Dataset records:
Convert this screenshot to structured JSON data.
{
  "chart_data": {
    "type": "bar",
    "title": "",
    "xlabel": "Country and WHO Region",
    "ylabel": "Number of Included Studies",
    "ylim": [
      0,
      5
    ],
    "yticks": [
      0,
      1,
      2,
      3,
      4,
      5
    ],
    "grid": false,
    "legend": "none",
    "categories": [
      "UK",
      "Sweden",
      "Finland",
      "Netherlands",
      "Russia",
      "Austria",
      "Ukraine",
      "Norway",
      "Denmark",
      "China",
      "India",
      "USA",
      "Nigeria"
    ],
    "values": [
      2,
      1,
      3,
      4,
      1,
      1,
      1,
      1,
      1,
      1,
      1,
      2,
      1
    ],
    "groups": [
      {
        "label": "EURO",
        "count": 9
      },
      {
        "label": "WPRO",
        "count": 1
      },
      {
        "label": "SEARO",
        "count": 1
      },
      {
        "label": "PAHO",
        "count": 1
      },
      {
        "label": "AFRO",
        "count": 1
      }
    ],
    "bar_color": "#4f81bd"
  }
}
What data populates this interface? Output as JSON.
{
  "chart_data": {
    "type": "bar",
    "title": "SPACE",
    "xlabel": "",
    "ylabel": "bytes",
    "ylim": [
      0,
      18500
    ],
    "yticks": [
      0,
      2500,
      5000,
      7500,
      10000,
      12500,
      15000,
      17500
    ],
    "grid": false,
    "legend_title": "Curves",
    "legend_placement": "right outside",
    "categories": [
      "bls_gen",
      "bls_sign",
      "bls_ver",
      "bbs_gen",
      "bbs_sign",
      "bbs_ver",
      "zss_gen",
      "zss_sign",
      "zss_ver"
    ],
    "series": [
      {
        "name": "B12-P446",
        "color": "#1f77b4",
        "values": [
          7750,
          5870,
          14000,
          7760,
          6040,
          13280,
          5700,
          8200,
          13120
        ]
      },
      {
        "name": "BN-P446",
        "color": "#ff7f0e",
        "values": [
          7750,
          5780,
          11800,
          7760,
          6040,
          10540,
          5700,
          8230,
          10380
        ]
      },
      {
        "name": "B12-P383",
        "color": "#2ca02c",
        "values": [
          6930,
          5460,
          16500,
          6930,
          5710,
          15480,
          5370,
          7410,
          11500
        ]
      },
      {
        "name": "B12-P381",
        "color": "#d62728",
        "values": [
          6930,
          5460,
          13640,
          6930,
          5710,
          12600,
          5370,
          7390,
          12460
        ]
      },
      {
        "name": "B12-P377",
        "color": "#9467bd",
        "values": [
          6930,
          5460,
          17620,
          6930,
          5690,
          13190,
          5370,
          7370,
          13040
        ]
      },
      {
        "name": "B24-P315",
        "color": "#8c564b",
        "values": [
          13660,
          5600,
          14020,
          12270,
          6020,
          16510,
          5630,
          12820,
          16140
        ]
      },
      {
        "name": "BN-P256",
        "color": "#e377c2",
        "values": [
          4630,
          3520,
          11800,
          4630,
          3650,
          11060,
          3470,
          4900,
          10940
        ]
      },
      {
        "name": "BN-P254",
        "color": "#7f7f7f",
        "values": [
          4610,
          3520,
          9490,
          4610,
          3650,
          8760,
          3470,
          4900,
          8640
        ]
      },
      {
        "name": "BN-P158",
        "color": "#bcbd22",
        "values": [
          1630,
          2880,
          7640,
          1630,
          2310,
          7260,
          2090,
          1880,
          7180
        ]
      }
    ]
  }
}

- Given instruction
Above are the records; copy all of them exactly.

- Written response
Convert this screenshot to structured JSON data.
{
  "chart_data": {
    "type": "bar",
    "title": "",
    "xlabel": "Country and WHO Region",
    "ylabel": "Number of Included Studies",
    "ylim": [
      0,
      5
    ],
    "yticks": [
      0,
      1,
      2,
      3,
      4,
      5
    ],
    "grid": false,
    "legend": "none",
    "categories": [
      "UK",
      "Sweden",
      "Finland",
      "Netherlands",
      "Russia",
      "Austria",
      "Ukraine",
      "Norway",
      "Denmark",
      "China",
      "India",
      "USA",
      "Nigeria"
    ],
    "values": [
      2,
      1,
      3,
      4,
      1,
      1,
      1,
      1,
      1,
      1,
      1,
      2,
      1
    ],
    "groups": [
      {
        "label": "EURO",
        "count": 9
      },
      {
        "label": "WPRO",
        "count": 1
      },
      {
        "label": "SEARO",
        "count": 1
      },
      {
        "label": "PAHO",
        "count": 1
      },
      {
        "label": "AFRO",
        "count": 1
      }
    ],
    "bar_color": "#4f81bd"
  }
}
What data populates this interface? Output as JSON.
{
  "chart_data": {
    "type": "bar",
    "title": "SPACE",
    "xlabel": "",
    "ylabel": "bytes",
    "ylim": [
      0,
      18500
    ],
    "yticks": [
      0,
      2500,
      5000,
      7500,
      10000,
      12500,
      15000,
      17500
    ],
    "grid": false,
    "legend_title": "Curves",
    "legend_placement": "right outside",
    "categories": [
      "bls_gen",
      "bls_sign",
      "bls_ver",
      "bbs_gen",
      "bbs_sign",
      "bbs_ver",
      "zss_gen",
      "zss_sign",
      "zss_ver"
    ],
    "series": [
      {
        "name": "B12-P446",
        "color": "#1f77b4",
        "values": [
          7750,
          5870,
          14000,
          7760,
          6040,
          13280,
          5700,
          8200,
          13120
        ]
      },
      {
        "name": "BN-P446",
        "color": "#ff7f0e",
        "values": [
          7750,
          5780,
          11800,
          7760,
          6040,
          10540,
          5700,
          8230,
          10380
        ]
      },
      {
        "name": "B12-P383",
        "color": "#2ca02c",
        "values": [
          6930,
          5460,
          16500,
          6930,
          5710,
          15480,
          5370,
          7410,
          11500
        ]
      },
      {
        "name": "B12-P381",
        "color": "#d62728",
        "values": [
          6930,
          5460,
          13640,
          6930,
          5710,
          12600,
          5370,
          7390,
          12460
        ]
      },
      {
        "name": "B12-P377",
        "color": "#9467bd",
        "values": [
          6930,
          5460,
          17620,
          6930,
          5690,
          13190,
          5370,
          7370,
          13040
        ]
      },
      {
        "name": "B24-P315",
        "color": "#8c564b",
        "values": [
          13660,
          5600,
          14020,
          12270,
          6020,
          16510,
          5630,
          12820,
          16140
        ]
      },
      {
        "name": "BN-P256",
        "color": "#e377c2",
        "values": [
          4630,
          3520,
          11800,
          4630,
          3650,
          11060,
          3470,
          4900,
          10940
        ]
      },
      {
        "name": "BN-P254",
        "color": "#7f7f7f",
        "values": [
          4610,
          3520,
          9490,
          4610,
          3650,
          8760,
          3470,
          4900,
          8640
        ]
      },
      {
        "name": "BN-P158",
        "color": "#bcbd22",
        "values": [
          1630,
          2880,
          7640,
          1630,
          2310,
          7260,
          2090,
          1880,
          7180
        ]
      }
    ]
  }
}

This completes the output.